--- BEGIN ---

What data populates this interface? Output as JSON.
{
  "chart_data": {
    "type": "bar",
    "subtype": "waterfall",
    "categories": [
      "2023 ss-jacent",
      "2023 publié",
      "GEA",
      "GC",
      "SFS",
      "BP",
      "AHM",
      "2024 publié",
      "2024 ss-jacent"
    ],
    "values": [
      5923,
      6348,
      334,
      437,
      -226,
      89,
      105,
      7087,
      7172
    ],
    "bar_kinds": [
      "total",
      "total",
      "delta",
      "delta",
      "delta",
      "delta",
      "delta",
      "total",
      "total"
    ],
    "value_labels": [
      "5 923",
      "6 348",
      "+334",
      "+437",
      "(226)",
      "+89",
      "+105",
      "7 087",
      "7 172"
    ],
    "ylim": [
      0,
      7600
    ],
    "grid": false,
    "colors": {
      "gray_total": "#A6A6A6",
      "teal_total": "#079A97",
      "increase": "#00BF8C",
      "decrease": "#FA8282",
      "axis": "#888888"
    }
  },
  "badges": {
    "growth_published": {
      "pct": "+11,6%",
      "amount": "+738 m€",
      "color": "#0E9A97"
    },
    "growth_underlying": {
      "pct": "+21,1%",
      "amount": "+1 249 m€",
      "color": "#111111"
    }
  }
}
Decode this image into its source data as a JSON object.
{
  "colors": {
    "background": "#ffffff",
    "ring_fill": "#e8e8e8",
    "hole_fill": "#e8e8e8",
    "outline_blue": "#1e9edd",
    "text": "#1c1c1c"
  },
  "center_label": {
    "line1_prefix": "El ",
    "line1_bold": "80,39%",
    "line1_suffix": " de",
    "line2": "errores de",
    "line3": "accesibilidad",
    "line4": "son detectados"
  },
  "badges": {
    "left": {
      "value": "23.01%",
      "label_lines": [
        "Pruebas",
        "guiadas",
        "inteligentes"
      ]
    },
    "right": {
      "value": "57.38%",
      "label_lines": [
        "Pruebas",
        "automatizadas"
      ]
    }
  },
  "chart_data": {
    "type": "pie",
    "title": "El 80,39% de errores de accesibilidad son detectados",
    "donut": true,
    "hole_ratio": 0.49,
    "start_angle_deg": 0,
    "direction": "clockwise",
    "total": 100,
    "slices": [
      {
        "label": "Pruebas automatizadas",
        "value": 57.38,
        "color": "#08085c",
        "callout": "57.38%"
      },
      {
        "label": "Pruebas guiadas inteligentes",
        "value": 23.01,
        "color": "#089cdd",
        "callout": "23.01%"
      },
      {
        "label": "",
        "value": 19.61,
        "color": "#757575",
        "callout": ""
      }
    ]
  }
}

--- END ---

- BRIEF:
The lines above should be duplicated exactly.

- SOLUTION FOR THIS PROBLEM:
What data populates this interface? Output as JSON.
{
  "chart_data": {
    "type": "bar",
    "subtype": "waterfall",
    "categories": [
      "2023 ss-jacent",
      "2023 publié",
      "GEA",
      "GC",
      "SFS",
      "BP",
      "AHM",
      "2024 publié",
      "2024 ss-jacent"
    ],
    "values": [
      5923,
      6348,
      334,
      437,
      -226,
      89,
      105,
      7087,
      7172
    ],
    "bar_kinds": [
      "total",
      "total",
      "delta",
      "delta",
      "delta",
      "delta",
      "delta",
      "total",
      "total"
    ],
    "value_labels": [
      "5 923",
      "6 348",
      "+334",
      "+437",
      "(226)",
      "+89",
      "+105",
      "7 087",
      "7 172"
    ],
    "ylim": [
      0,
      7600
    ],
    "grid": false,
    "colors": {
      "gray_total": "#A6A6A6",
      "teal_total": "#079A97",
      "increase": "#00BF8C",
      "decrease": "#FA8282",
      "axis": "#888888"
    }
  },
  "badges": {
    "growth_published": {
      "pct": "+11,6%",
      "amount": "+738 m€",
      "color": "#0E9A97"
    },
    "growth_underlying": {
      "pct": "+21,1%",
      "amount": "+1 249 m€",
      "color": "#111111"
    }
  }
}
Decode this image into its source data as a JSON object.
{
  "colors": {
    "background": "#ffffff",
    "ring_fill": "#e8e8e8",
    "hole_fill": "#e8e8e8",
    "outline_blue": "#1e9edd",
    "text": "#1c1c1c"
  },
  "center_label": {
    "line1_prefix": "El ",
    "line1_bold": "80,39%",
    "line1_suffix": " de",
    "line2": "errores de",
    "line3": "accesibilidad",
    "line4": "son detectados"
  },
  "badges": {
    "left": {
      "value": "23.01%",
      "label_lines": [
        "Pruebas",
        "guiadas",
        "inteligentes"
      ]
    },
    "right": {
      "value": "57.38%",
      "label_lines": [
        "Pruebas",
        "automatizadas"
      ]
    }
  },
  "chart_data": {
    "type": "pie",
    "title": "El 80,39% de errores de accesibilidad son detectados",
    "donut": true,
    "hole_ratio": 0.49,
    "start_angle_deg": 0,
    "direction": "clockwise",
    "total": 100,
    "slices": [
      {
        "label": "Pruebas automatizadas",
        "value": 57.38,
        "color": "#08085c",
        "callout": "57.38%"
      },
      {
        "label": "Pruebas guiadas inteligentes",
        "value": 23.01,
        "color": "#089cdd",
        "callout": "23.01%"
      },
      {
        "label": "",
        "value": 19.61,
        "color": "#757575",
        "callout": ""
      }
    ]
  }
}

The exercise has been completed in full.